───── Data rows ─────

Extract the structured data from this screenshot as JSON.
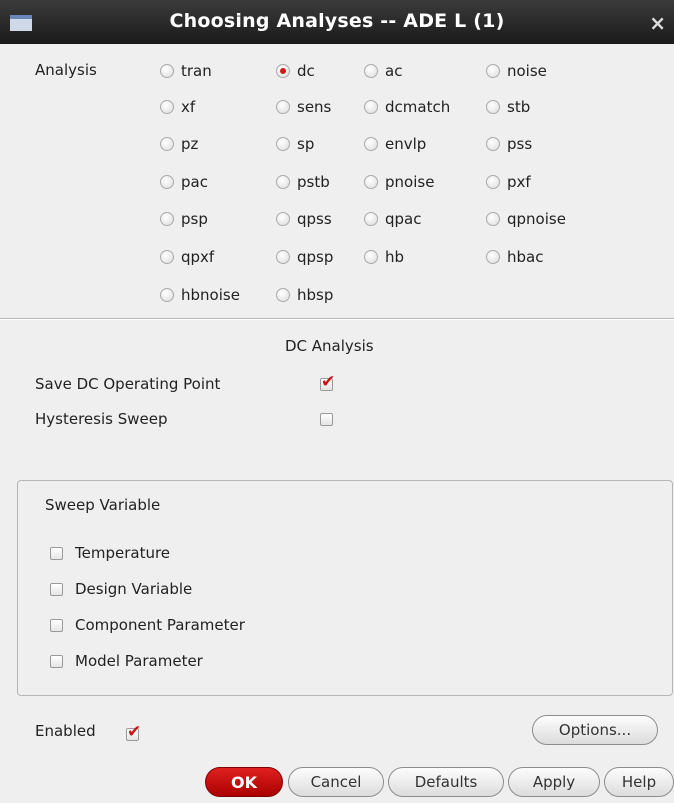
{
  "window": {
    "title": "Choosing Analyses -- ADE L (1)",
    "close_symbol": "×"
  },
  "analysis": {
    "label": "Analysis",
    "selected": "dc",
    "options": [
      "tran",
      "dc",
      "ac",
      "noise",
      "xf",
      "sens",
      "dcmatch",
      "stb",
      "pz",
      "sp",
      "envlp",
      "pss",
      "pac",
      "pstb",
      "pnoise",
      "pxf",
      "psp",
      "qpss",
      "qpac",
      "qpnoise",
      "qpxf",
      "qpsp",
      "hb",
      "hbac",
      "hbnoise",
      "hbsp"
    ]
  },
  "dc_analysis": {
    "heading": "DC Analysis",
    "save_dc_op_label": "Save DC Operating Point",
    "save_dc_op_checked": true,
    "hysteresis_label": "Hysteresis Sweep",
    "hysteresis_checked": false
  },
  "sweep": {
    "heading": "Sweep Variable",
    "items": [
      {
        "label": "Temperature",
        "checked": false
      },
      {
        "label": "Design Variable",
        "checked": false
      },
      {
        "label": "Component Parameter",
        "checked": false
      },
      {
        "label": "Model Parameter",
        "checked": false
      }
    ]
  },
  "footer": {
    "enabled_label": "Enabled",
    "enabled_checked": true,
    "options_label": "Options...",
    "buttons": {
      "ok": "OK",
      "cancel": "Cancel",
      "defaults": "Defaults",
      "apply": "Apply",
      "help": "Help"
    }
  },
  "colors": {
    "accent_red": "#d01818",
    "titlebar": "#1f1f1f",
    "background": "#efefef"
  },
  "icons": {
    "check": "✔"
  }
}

─────

## [Directive]
Pictures are excluded; repeat every record exactly.

## [Solution]
Extract the structured data from this screenshot as JSON.
{
  "window": {
    "title": "Choosing Analyses -- ADE L (1)",
    "close_symbol": "×"
  },
  "analysis": {
    "label": "Analysis",
    "selected": "dc",
    "options": [
      "tran",
      "dc",
      "ac",
      "noise",
      "xf",
      "sens",
      "dcmatch",
      "stb",
      "pz",
      "sp",
      "envlp",
      "pss",
      "pac",
      "pstb",
      "pnoise",
      "pxf",
      "psp",
      "qpss",
      "qpac",
      "qpnoise",
      "qpxf",
      "qpsp",
      "hb",
      "hbac",
      "hbnoise",
      "hbsp"
    ]
  },
  "dc_analysis": {
    "heading": "DC Analysis",
    "save_dc_op_label": "Save DC Operating Point",
    "save_dc_op_checked": true,
    "hysteresis_label": "Hysteresis Sweep",
    "hysteresis_checked": false
  },
  "sweep": {
    "heading": "Sweep Variable",
    "items": [
      {
        "label": "Temperature",
        "checked": false
      },
      {
        "label": "Design Variable",
        "checked": false
      },
      {
        "label": "Component Parameter",
        "checked": false
      },
      {
        "label": "Model Parameter",
        "checked": false
      }
    ]
  },
  "footer": {
    "enabled_label": "Enabled",
    "enabled_checked": true,
    "options_label": "Options...",
    "buttons": {
      "ok": "OK",
      "cancel": "Cancel",
      "defaults": "Defaults",
      "apply": "Apply",
      "help": "Help"
    }
  },
  "colors": {
    "accent_red": "#d01818",
    "titlebar": "#1f1f1f",
    "background": "#efefef"
  },
  "icons": {
    "check": "✔"
  }
}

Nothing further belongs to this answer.